[PROBLEM STATEMENT]: Retype each record below word for word. Leave the pictures out.

[INPUT RECORDS]:
—————

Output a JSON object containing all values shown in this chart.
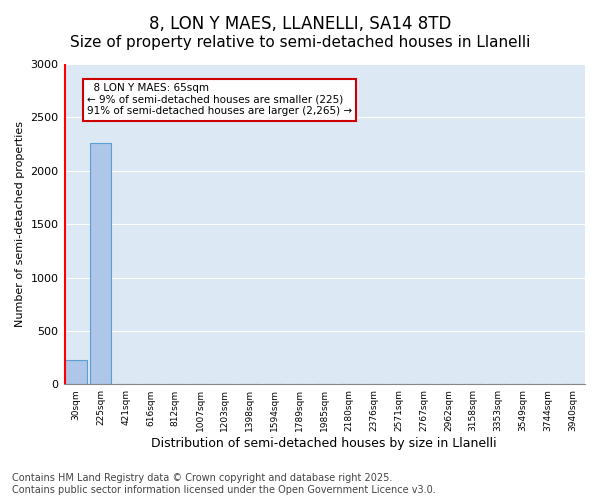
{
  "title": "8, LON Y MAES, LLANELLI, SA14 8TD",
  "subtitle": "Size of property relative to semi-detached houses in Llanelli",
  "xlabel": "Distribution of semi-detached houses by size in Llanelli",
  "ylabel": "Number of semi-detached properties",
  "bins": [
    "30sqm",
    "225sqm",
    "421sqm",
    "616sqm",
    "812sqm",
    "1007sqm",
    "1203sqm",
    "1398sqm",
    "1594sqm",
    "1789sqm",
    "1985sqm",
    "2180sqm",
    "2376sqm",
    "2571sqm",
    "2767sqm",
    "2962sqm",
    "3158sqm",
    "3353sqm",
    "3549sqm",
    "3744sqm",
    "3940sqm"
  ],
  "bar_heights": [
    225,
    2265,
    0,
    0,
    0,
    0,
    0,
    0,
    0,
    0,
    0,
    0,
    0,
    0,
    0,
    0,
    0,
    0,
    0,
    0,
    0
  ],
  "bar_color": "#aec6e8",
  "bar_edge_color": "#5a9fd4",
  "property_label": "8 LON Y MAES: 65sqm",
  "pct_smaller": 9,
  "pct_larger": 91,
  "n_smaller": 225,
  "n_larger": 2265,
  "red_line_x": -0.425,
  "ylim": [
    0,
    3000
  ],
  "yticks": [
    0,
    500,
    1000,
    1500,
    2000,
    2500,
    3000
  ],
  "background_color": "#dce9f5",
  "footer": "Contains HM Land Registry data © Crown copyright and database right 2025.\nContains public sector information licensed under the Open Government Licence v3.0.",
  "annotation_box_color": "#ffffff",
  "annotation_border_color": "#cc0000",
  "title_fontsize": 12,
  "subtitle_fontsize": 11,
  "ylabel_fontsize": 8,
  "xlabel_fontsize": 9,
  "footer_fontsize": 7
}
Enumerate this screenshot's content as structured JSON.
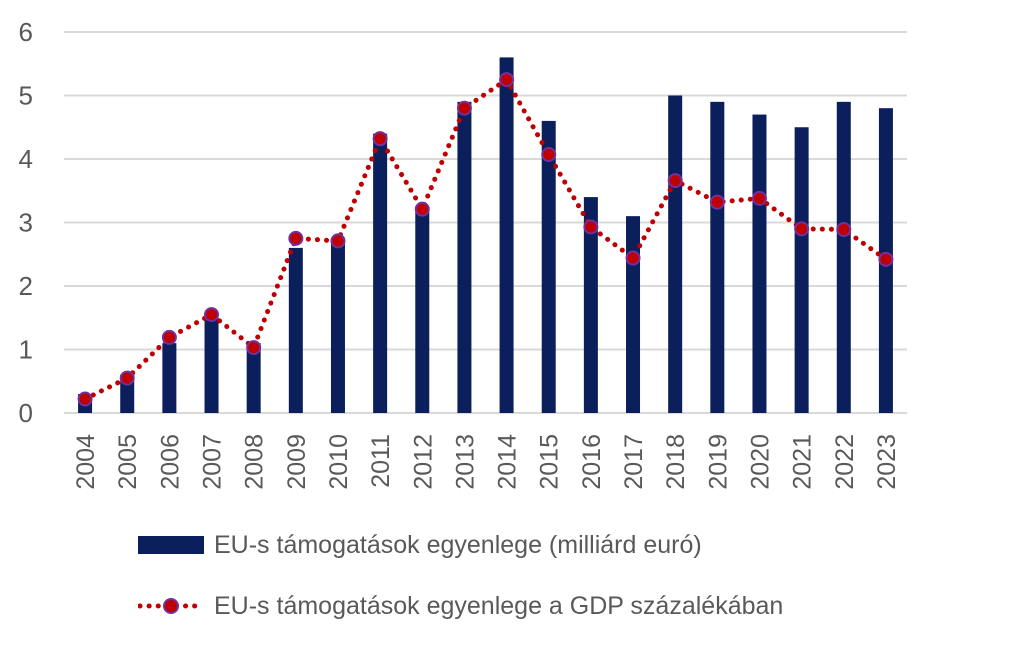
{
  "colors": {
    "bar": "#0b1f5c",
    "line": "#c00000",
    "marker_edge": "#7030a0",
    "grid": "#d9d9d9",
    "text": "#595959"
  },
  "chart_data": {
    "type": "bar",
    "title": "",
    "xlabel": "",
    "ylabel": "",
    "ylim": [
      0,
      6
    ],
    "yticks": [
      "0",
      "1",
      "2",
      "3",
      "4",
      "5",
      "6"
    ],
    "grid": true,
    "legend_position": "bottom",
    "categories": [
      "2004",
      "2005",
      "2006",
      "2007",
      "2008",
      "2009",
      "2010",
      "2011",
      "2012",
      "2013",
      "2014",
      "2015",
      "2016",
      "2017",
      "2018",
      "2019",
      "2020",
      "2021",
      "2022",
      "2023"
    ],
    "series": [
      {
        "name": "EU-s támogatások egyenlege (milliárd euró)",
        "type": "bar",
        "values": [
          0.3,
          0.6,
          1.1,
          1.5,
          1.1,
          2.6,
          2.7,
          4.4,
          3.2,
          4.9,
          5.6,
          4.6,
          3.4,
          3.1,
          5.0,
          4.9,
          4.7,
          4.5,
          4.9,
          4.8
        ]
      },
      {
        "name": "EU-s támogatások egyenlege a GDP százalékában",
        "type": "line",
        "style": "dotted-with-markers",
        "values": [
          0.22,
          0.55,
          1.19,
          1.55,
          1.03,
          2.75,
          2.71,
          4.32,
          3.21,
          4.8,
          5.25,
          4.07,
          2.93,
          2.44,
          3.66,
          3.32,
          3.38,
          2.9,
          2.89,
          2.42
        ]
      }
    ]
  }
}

—————

[EXERCISE ANSWER]:
Output a JSON object containing all values shown in this chart.
{
  "title": "8, LON Y MAES, LLANELLI, SA14 8TD",
  "subtitle": "Size of property relative to semi-detached houses in Llanelli",
  "xlabel": "Distribution of semi-detached houses by size in Llanelli",
  "ylabel": "Number of semi-detached properties",
  "bins": [
    "30sqm",
    "225sqm",
    "421sqm",
    "616sqm",
    "812sqm",
    "1007sqm",
    "1203sqm",
    "1398sqm",
    "1594sqm",
    "1789sqm",
    "1985sqm",
    "2180sqm",
    "2376sqm",
    "2571sqm",
    "2767sqm",
    "2962sqm",
    "3158sqm",
    "3353sqm",
    "3549sqm",
    "3744sqm",
    "3940sqm"
  ],
  "bar_heights": [
    225,
    2265,
    0,
    0,
    0,
    0,
    0,
    0,
    0,
    0,
    0,
    0,
    0,
    0,
    0,
    0,
    0,
    0,
    0,
    0,
    0
  ],
  "bar_color": "#aec6e8",
  "bar_edge_color": "#5a9fd4",
  "property_label": "8 LON Y MAES: 65sqm",
  "pct_smaller": 9,
  "pct_larger": 91,
  "n_smaller": 225,
  "n_larger": 2265,
  "red_line_x": -0.425,
  "ylim": [
    0,
    3000
  ],
  "yticks": [
    0,
    500,
    1000,
    1500,
    2000,
    2500,
    3000
  ],
  "background_color": "#dce9f5",
  "footer": "Contains HM Land Registry data © Crown copyright and database right 2025.\nContains public sector information licensed under the Open Government Licence v3.0.",
  "annotation_box_color": "#ffffff",
  "annotation_border_color": "#cc0000",
  "title_fontsize": 12,
  "subtitle_fontsize": 11,
  "ylabel_fontsize": 8,
  "xlabel_fontsize": 9,
  "footer_fontsize": 7
}
Enumerate this screenshot's content as structured JSON.
{
  "colors": {
    "bar": "#0b1f5c",
    "line": "#c00000",
    "marker_edge": "#7030a0",
    "grid": "#d9d9d9",
    "text": "#595959"
  },
  "chart_data": {
    "type": "bar",
    "title": "",
    "xlabel": "",
    "ylabel": "",
    "ylim": [
      0,
      6
    ],
    "yticks": [
      "0",
      "1",
      "2",
      "3",
      "4",
      "5",
      "6"
    ],
    "grid": true,
    "legend_position": "bottom",
    "categories": [
      "2004",
      "2005",
      "2006",
      "2007",
      "2008",
      "2009",
      "2010",
      "2011",
      "2012",
      "2013",
      "2014",
      "2015",
      "2016",
      "2017",
      "2018",
      "2019",
      "2020",
      "2021",
      "2022",
      "2023"
    ],
    "series": [
      {
        "name": "EU-s támogatások egyenlege (milliárd euró)",
        "type": "bar",
        "values": [
          0.3,
          0.6,
          1.1,
          1.5,
          1.1,
          2.6,
          2.7,
          4.4,
          3.2,
          4.9,
          5.6,
          4.6,
          3.4,
          3.1,
          5.0,
          4.9,
          4.7,
          4.5,
          4.9,
          4.8
        ]
      },
      {
        "name": "EU-s támogatások egyenlege a GDP százalékában",
        "type": "line",
        "style": "dotted-with-markers",
        "values": [
          0.22,
          0.55,
          1.19,
          1.55,
          1.03,
          2.75,
          2.71,
          4.32,
          3.21,
          4.8,
          5.25,
          4.07,
          2.93,
          2.44,
          3.66,
          3.32,
          3.38,
          2.9,
          2.89,
          2.42
        ]
      }
    ]
  }
}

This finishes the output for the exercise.